## Aim
Identify and pull out each line of the entries in which "legend" occurs.
+++ Provided data
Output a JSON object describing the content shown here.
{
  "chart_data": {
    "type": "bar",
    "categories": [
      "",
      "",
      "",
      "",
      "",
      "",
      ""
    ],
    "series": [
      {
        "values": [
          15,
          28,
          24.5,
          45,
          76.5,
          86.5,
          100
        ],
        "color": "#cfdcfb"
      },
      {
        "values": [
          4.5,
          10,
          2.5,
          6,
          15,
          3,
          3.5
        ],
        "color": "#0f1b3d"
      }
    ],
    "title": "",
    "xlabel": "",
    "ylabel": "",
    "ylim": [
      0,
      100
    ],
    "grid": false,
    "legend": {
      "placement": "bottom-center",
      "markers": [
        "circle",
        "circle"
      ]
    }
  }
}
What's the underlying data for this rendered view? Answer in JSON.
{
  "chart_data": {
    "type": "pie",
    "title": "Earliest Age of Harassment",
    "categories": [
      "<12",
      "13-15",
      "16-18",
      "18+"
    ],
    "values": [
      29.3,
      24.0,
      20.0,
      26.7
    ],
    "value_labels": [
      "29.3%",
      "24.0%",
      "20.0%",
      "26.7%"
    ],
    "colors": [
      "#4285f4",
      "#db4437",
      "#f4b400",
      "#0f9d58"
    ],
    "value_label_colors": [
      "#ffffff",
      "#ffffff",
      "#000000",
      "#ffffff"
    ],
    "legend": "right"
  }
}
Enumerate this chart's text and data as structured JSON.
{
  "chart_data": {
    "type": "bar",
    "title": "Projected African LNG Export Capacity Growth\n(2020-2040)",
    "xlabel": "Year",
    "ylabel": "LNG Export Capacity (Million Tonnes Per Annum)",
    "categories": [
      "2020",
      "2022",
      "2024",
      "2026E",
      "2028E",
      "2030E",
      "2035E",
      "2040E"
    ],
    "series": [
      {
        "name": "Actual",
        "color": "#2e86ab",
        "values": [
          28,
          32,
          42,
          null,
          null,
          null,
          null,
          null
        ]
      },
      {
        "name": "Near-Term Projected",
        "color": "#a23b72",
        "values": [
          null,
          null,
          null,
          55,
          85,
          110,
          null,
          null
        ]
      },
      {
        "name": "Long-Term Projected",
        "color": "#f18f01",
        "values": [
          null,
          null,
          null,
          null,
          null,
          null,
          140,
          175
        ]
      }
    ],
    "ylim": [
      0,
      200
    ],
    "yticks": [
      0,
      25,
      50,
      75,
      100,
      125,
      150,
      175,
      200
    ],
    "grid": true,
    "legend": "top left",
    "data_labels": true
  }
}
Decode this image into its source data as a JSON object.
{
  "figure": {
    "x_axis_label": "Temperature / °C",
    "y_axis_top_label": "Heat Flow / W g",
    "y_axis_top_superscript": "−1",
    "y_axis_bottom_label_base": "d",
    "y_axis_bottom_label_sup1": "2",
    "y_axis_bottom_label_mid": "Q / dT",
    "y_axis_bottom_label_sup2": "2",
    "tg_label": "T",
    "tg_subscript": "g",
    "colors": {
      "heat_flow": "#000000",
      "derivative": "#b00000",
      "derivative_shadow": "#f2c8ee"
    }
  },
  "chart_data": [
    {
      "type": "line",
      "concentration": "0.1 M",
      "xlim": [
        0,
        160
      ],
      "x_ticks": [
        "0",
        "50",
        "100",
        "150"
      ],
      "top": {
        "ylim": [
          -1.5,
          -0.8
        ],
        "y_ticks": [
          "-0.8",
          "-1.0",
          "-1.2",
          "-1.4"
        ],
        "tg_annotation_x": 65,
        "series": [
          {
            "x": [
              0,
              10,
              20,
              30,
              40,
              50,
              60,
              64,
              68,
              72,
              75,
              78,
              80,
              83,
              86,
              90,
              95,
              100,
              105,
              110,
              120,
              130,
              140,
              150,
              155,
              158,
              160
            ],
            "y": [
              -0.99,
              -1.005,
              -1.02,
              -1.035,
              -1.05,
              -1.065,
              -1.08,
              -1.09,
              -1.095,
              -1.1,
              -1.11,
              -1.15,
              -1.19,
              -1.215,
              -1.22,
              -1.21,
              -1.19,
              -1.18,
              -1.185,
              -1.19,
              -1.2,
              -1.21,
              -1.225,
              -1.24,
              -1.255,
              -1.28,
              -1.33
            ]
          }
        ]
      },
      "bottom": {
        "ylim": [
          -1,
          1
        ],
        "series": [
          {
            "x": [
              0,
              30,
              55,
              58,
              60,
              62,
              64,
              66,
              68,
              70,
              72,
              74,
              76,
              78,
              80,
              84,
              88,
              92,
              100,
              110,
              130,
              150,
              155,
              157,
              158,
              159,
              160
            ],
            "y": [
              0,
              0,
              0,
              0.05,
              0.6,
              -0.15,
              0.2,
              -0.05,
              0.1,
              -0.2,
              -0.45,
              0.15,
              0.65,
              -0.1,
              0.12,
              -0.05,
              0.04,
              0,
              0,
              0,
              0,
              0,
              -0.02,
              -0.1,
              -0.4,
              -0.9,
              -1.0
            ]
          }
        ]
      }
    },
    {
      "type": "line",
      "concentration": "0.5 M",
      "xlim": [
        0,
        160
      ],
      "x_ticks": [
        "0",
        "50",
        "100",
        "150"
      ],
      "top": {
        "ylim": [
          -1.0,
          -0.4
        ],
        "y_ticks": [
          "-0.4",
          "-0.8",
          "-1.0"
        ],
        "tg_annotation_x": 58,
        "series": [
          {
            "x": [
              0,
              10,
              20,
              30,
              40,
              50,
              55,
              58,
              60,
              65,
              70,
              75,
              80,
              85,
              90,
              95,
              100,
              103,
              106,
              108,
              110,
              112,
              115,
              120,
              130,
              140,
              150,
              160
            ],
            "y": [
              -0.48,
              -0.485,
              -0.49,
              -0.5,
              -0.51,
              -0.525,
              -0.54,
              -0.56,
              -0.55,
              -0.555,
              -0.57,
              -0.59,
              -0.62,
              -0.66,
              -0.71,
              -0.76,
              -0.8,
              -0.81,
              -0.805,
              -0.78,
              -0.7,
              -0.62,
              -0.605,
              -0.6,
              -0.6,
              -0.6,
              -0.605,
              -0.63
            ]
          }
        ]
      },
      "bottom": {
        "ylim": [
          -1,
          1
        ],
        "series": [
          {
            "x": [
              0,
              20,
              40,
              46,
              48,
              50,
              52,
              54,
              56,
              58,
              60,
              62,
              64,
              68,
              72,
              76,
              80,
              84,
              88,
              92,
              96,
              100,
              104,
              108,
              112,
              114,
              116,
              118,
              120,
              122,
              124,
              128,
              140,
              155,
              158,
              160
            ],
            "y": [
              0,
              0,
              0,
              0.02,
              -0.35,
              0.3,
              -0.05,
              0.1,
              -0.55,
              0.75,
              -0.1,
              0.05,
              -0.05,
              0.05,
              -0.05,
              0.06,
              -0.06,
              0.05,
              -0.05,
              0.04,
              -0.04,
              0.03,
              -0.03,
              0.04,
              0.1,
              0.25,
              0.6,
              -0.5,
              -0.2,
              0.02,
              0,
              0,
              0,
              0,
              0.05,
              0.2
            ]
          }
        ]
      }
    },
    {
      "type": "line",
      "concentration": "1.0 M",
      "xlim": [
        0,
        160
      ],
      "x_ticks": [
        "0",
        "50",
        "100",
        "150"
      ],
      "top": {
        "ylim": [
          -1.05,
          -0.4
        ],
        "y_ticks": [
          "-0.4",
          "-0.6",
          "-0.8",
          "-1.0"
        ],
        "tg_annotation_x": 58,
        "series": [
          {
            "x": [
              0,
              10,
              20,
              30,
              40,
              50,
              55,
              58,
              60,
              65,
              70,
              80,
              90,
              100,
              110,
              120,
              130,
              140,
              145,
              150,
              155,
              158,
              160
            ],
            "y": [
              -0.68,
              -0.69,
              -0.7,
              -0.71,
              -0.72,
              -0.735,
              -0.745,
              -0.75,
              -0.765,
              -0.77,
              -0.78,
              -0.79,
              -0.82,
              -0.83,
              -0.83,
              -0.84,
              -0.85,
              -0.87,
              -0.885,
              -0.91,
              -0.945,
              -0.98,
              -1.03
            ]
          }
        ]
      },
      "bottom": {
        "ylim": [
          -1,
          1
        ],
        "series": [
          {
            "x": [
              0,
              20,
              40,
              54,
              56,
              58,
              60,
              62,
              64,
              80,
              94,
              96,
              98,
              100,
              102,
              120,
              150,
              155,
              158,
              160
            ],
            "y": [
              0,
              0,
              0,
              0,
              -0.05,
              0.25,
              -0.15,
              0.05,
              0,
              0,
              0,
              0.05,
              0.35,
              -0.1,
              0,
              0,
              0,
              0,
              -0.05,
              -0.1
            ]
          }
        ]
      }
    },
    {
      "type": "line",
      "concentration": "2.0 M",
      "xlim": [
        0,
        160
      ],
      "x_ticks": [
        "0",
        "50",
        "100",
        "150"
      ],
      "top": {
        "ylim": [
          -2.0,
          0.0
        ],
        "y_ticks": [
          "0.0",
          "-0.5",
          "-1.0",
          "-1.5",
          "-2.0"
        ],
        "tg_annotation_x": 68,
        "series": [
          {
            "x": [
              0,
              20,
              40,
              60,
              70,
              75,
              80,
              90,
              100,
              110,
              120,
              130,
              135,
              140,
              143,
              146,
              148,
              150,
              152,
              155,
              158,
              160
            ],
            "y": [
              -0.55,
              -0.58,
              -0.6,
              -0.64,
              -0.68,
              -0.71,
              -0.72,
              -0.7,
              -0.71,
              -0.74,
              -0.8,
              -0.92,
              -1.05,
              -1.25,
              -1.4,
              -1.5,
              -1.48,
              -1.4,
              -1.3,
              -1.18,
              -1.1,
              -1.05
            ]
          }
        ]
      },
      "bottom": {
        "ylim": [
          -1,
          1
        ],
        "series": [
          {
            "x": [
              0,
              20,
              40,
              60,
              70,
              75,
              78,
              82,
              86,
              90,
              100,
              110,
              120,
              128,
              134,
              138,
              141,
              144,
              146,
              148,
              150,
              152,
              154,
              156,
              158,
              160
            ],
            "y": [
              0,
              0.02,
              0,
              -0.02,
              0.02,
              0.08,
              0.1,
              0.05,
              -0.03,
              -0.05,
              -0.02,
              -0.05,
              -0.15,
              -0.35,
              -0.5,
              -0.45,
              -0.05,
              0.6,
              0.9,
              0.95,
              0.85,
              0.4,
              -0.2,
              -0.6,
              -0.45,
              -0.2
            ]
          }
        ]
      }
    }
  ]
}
++++++
## Reply
    "legend": {
    "legend": "right"
    "legend": "top left",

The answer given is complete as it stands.